======== Records for this task ========
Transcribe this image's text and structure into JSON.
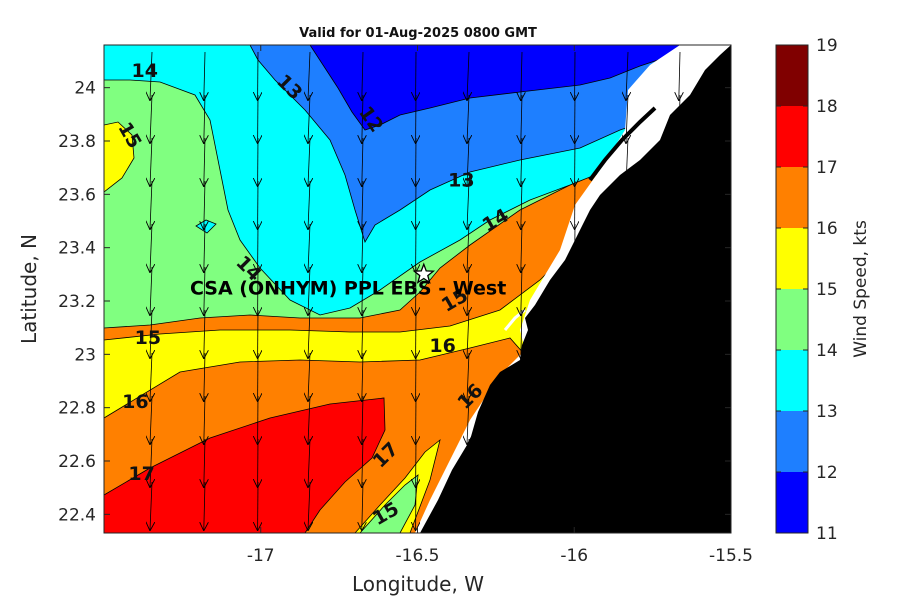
{
  "title": "Valid for 01-Aug-2025 0800 GMT",
  "site_label": "CSA (ONHYM) PPL EBS - West",
  "chart_data": {
    "type": "heatmap",
    "xlabel": "Longitude, W",
    "ylabel": "Latitude, N",
    "xlim": [
      -17.5,
      -15.5
    ],
    "ylim": [
      22.33,
      24.16
    ],
    "x_ticks": [
      "-17",
      "-16.5",
      "-16",
      "-15.5"
    ],
    "y_ticks": [
      "22.4",
      "22.6",
      "22.8",
      "23",
      "23.2",
      "23.4",
      "23.6",
      "23.8",
      "24"
    ],
    "colorbar": {
      "label": "Wind Speed, kts",
      "levels": [
        11,
        12,
        13,
        14,
        15,
        16,
        17,
        18,
        19
      ],
      "tick_labels": [
        "11",
        "12",
        "13",
        "14",
        "15",
        "16",
        "17",
        "18",
        "19"
      ],
      "colors": [
        "#0000ff",
        "#1e7fff",
        "#00ffff",
        "#80ff80",
        "#ffff00",
        "#ff8000",
        "#ff0000",
        "#800000"
      ]
    },
    "contour_labels": [
      {
        "text": "14",
        "lon": -17.37,
        "lat": 24.06,
        "angle": 0
      },
      {
        "text": "15",
        "lon": -17.42,
        "lat": 23.82,
        "angle": 60
      },
      {
        "text": "13",
        "lon": -16.91,
        "lat": 24.0,
        "angle": 45
      },
      {
        "text": "12",
        "lon": -16.65,
        "lat": 23.88,
        "angle": 55
      },
      {
        "text": "13",
        "lon": -16.36,
        "lat": 23.65,
        "angle": 0
      },
      {
        "text": "14",
        "lon": -16.25,
        "lat": 23.5,
        "angle": -30
      },
      {
        "text": "14",
        "lon": -17.04,
        "lat": 23.32,
        "angle": 45
      },
      {
        "text": "15",
        "lon": -16.38,
        "lat": 23.2,
        "angle": -30
      },
      {
        "text": "15",
        "lon": -17.36,
        "lat": 23.06,
        "angle": 0
      },
      {
        "text": "16",
        "lon": -16.42,
        "lat": 23.03,
        "angle": 0
      },
      {
        "text": "16",
        "lon": -17.4,
        "lat": 22.82,
        "angle": 0
      },
      {
        "text": "16",
        "lon": -16.33,
        "lat": 22.84,
        "angle": -45
      },
      {
        "text": "17",
        "lon": -16.6,
        "lat": 22.62,
        "angle": -45
      },
      {
        "text": "17",
        "lon": -17.38,
        "lat": 22.55,
        "angle": 0
      },
      {
        "text": "15",
        "lon": -16.6,
        "lat": 22.4,
        "angle": -30
      }
    ],
    "site": {
      "lon": -16.48,
      "lat": 23.3
    }
  }
}
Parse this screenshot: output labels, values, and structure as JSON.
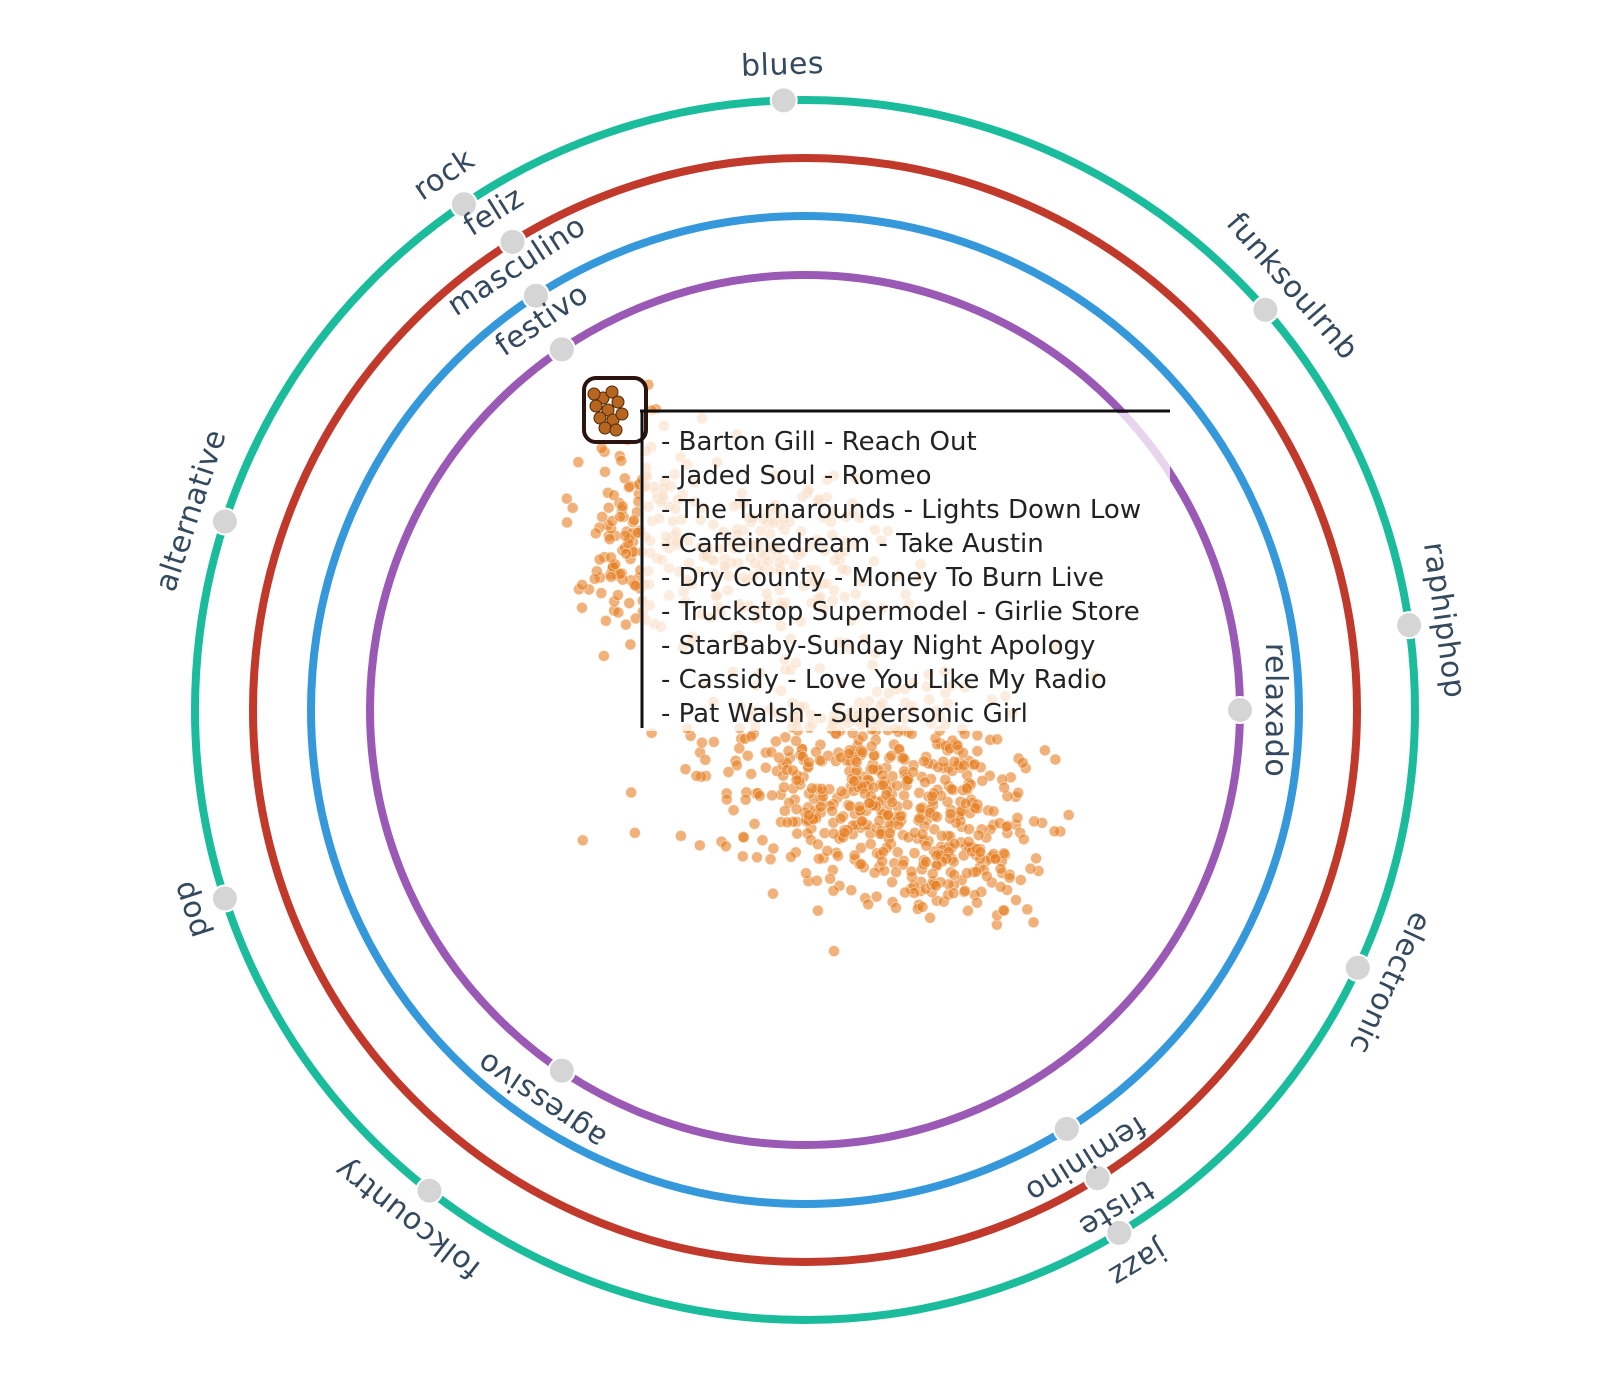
{
  "chart_data": {
    "type": "scatter",
    "title": "",
    "rings": [
      {
        "name": "genre",
        "color": "#1abc9c",
        "anchors": [
          {
            "label": "blues",
            "angle_deg": 92
          },
          {
            "label": "funksoulrnb",
            "angle_deg": 41
          },
          {
            "label": "raphiphop",
            "angle_deg": 8
          },
          {
            "label": "electronic",
            "angle_deg": -25
          },
          {
            "label": "jazz",
            "angle_deg": -59
          },
          {
            "label": "folkcountry",
            "angle_deg": -128
          },
          {
            "label": "pop",
            "angle_deg": -162
          },
          {
            "label": "alternative",
            "angle_deg": 162
          },
          {
            "label": "rock",
            "angle_deg": 124
          }
        ]
      },
      {
        "name": "mood",
        "color": "#c0392b",
        "anchors": [
          {
            "label": "feliz",
            "angle_deg": 122
          },
          {
            "label": "triste",
            "angle_deg": -58
          }
        ]
      },
      {
        "name": "gender",
        "color": "#3498db",
        "anchors": [
          {
            "label": "masculino",
            "angle_deg": 123
          },
          {
            "label": "feminino",
            "angle_deg": -58
          }
        ]
      },
      {
        "name": "occasion",
        "color": "#9b59b6",
        "anchors": [
          {
            "label": "festivo",
            "angle_deg": 124
          },
          {
            "label": "relaxado",
            "angle_deg": 0
          },
          {
            "label": "agressivo",
            "angle_deg": -124
          }
        ]
      }
    ],
    "points_color": "#e67e22",
    "selection_tooltip": {
      "items": [
        "- Barton Gill - Reach Out",
        "- Jaded Soul - Romeo",
        "- The Turnarounds - Lights Down Low",
        "- Caffeinedream - Take Austin",
        "- Dry County - Money To Burn  Live",
        "- Truckstop Supermodel - Girlie Store",
        "- StarBaby-Sunday Night Apology",
        "- Cassidy - Love You Like My Radio",
        "- Pat Walsh - Supersonic Girl"
      ]
    }
  }
}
========
Make an exact reproduction of the listing above, without any pictures.

Correct response
Transcribe this image's text and structure into JSON.
{
  "title": "Valid for 01-Aug-2025 0800 GMT",
  "site_label": "CSA (ONHYM) PPL EBS - West",
  "chart_data": {
    "type": "heatmap",
    "xlabel": "Longitude, W",
    "ylabel": "Latitude, N",
    "xlim": [
      -17.5,
      -15.5
    ],
    "ylim": [
      22.33,
      24.16
    ],
    "x_ticks": [
      "-17",
      "-16.5",
      "-16",
      "-15.5"
    ],
    "y_ticks": [
      "22.4",
      "22.6",
      "22.8",
      "23",
      "23.2",
      "23.4",
      "23.6",
      "23.8",
      "24"
    ],
    "colorbar": {
      "label": "Wind Speed, kts",
      "levels": [
        11,
        12,
        13,
        14,
        15,
        16,
        17,
        18,
        19
      ],
      "tick_labels": [
        "11",
        "12",
        "13",
        "14",
        "15",
        "16",
        "17",
        "18",
        "19"
      ],
      "colors": [
        "#0000ff",
        "#1e7fff",
        "#00ffff",
        "#80ff80",
        "#ffff00",
        "#ff8000",
        "#ff0000",
        "#800000"
      ]
    },
    "contour_labels": [
      {
        "text": "14",
        "lon": -17.37,
        "lat": 24.06,
        "angle": 0
      },
      {
        "text": "15",
        "lon": -17.42,
        "lat": 23.82,
        "angle": 60
      },
      {
        "text": "13",
        "lon": -16.91,
        "lat": 24.0,
        "angle": 45
      },
      {
        "text": "12",
        "lon": -16.65,
        "lat": 23.88,
        "angle": 55
      },
      {
        "text": "13",
        "lon": -16.36,
        "lat": 23.65,
        "angle": 0
      },
      {
        "text": "14",
        "lon": -16.25,
        "lat": 23.5,
        "angle": -30
      },
      {
        "text": "14",
        "lon": -17.04,
        "lat": 23.32,
        "angle": 45
      },
      {
        "text": "15",
        "lon": -16.38,
        "lat": 23.2,
        "angle": -30
      },
      {
        "text": "15",
        "lon": -17.36,
        "lat": 23.06,
        "angle": 0
      },
      {
        "text": "16",
        "lon": -16.42,
        "lat": 23.03,
        "angle": 0
      },
      {
        "text": "16",
        "lon": -17.4,
        "lat": 22.82,
        "angle": 0
      },
      {
        "text": "16",
        "lon": -16.33,
        "lat": 22.84,
        "angle": -45
      },
      {
        "text": "17",
        "lon": -16.6,
        "lat": 22.62,
        "angle": -45
      },
      {
        "text": "17",
        "lon": -17.38,
        "lat": 22.55,
        "angle": 0
      },
      {
        "text": "15",
        "lon": -16.6,
        "lat": 22.4,
        "angle": -30
      }
    ],
    "site": {
      "lon": -16.48,
      "lat": 23.3
    }
  }
}
Parse this screenshot: output labels, values, and structure as JSON.
{
  "chart_data": {
    "type": "scatter",
    "title": "",
    "rings": [
      {
        "name": "genre",
        "color": "#1abc9c",
        "anchors": [
          {
            "label": "blues",
            "angle_deg": 92
          },
          {
            "label": "funksoulrnb",
            "angle_deg": 41
          },
          {
            "label": "raphiphop",
            "angle_deg": 8
          },
          {
            "label": "electronic",
            "angle_deg": -25
          },
          {
            "label": "jazz",
            "angle_deg": -59
          },
          {
            "label": "folkcountry",
            "angle_deg": -128
          },
          {
            "label": "pop",
            "angle_deg": -162
          },
          {
            "label": "alternative",
            "angle_deg": 162
          },
          {
            "label": "rock",
            "angle_deg": 124
          }
        ]
      },
      {
        "name": "mood",
        "color": "#c0392b",
        "anchors": [
          {
            "label": "feliz",
            "angle_deg": 122
          },
          {
            "label": "triste",
            "angle_deg": -58
          }
        ]
      },
      {
        "name": "gender",
        "color": "#3498db",
        "anchors": [
          {
            "label": "masculino",
            "angle_deg": 123
          },
          {
            "label": "feminino",
            "angle_deg": -58
          }
        ]
      },
      {
        "name": "occasion",
        "color": "#9b59b6",
        "anchors": [
          {
            "label": "festivo",
            "angle_deg": 124
          },
          {
            "label": "relaxado",
            "angle_deg": 0
          },
          {
            "label": "agressivo",
            "angle_deg": -124
          }
        ]
      }
    ],
    "points_color": "#e67e22",
    "selection_tooltip": {
      "items": [
        "- Barton Gill - Reach Out",
        "- Jaded Soul - Romeo",
        "- The Turnarounds - Lights Down Low",
        "- Caffeinedream - Take Austin",
        "- Dry County - Money To Burn  Live",
        "- Truckstop Supermodel - Girlie Store",
        "- StarBaby-Sunday Night Apology",
        "- Cassidy - Love You Like My Radio",
        "- Pat Walsh - Supersonic Girl"
      ]
    }
  }
}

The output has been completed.